Dataset records:
****************

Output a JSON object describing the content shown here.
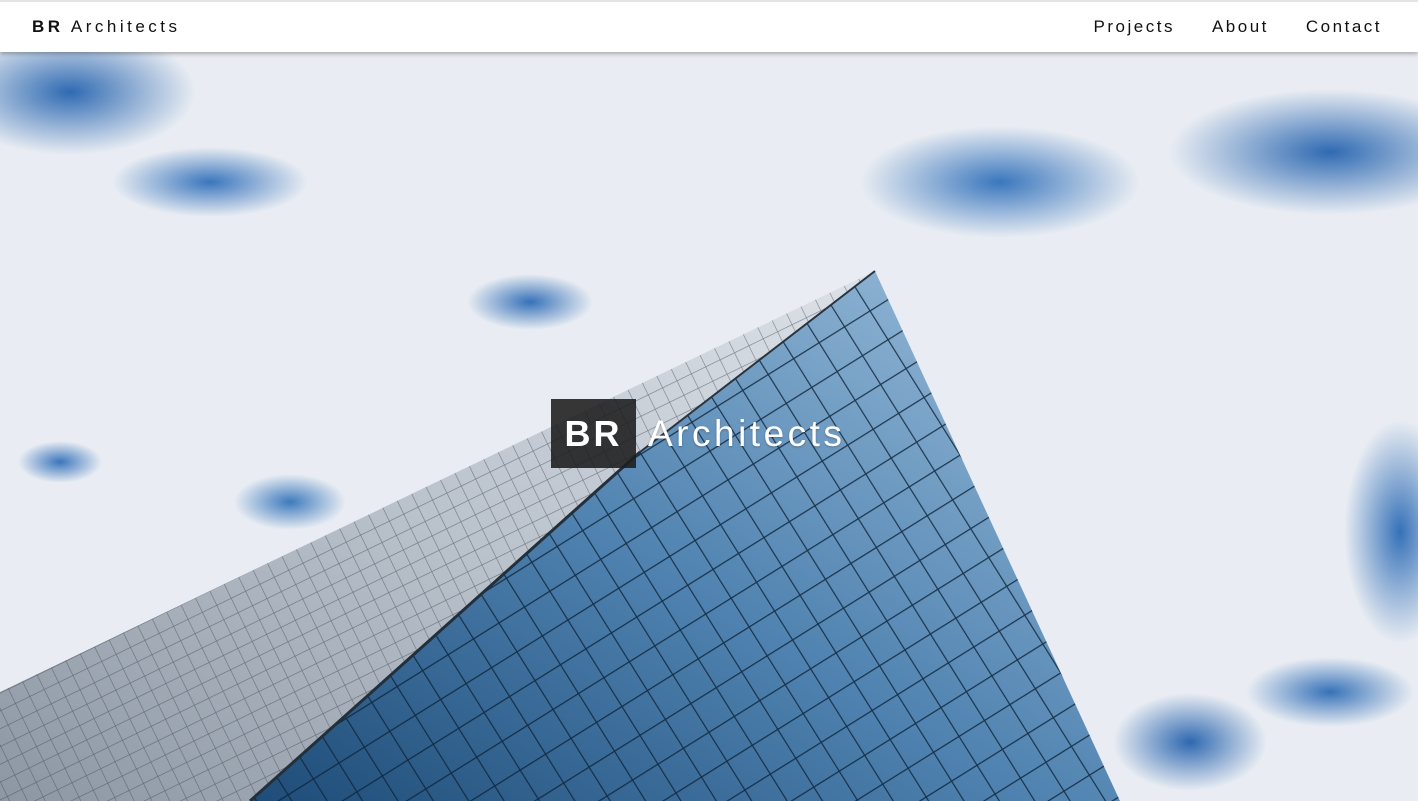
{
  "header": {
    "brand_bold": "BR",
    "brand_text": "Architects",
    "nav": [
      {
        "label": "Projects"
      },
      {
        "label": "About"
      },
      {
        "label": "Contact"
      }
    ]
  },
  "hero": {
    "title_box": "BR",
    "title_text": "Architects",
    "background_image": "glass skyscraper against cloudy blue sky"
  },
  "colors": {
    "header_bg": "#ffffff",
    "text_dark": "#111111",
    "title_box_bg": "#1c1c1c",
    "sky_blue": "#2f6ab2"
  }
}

****************

Would you mind returning each entry above word for word, skipping the images?

Correct answer:
Output a JSON object describing the content shown here.
{
  "header": {
    "brand_bold": "BR",
    "brand_text": "Architects",
    "nav": [
      {
        "label": "Projects"
      },
      {
        "label": "About"
      },
      {
        "label": "Contact"
      }
    ]
  },
  "hero": {
    "title_box": "BR",
    "title_text": "Architects",
    "background_image": "glass skyscraper against cloudy blue sky"
  },
  "colors": {
    "header_bg": "#ffffff",
    "text_dark": "#111111",
    "title_box_bg": "#1c1c1c",
    "sky_blue": "#2f6ab2"
  }
}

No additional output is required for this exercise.